Exercise → Find the string "Pengelola" in the data, then copy every line where it is found.

===== Extracted entries

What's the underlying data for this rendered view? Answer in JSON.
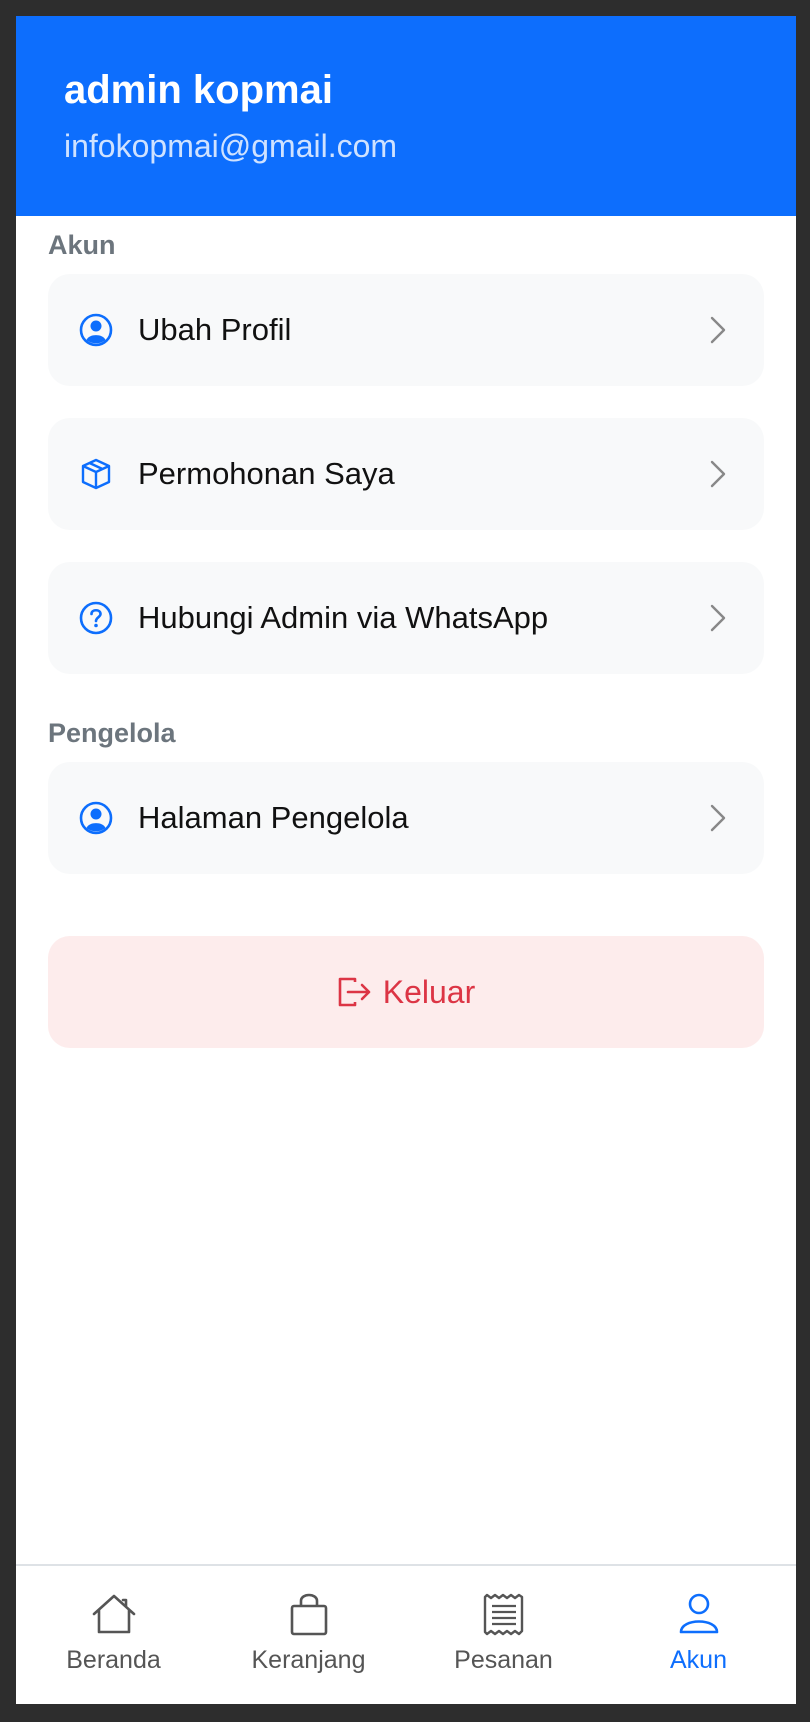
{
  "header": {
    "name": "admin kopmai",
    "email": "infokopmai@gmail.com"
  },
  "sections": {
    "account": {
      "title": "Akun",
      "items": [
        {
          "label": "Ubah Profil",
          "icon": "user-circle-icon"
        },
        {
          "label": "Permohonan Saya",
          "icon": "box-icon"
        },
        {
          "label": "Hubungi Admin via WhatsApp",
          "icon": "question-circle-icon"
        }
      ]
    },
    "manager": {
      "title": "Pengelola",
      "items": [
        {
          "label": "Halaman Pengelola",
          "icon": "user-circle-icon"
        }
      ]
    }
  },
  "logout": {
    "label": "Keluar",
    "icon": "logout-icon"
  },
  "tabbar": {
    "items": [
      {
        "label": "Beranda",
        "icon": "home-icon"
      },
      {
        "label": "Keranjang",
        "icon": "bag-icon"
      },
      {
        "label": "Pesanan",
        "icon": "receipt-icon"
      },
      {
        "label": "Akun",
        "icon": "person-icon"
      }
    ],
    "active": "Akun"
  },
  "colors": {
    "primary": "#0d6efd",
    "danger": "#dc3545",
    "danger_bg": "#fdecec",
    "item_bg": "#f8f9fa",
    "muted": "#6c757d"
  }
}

==========

Solution for this task →
      "title": "Pengelola",
          "label": "Halaman Pengelola",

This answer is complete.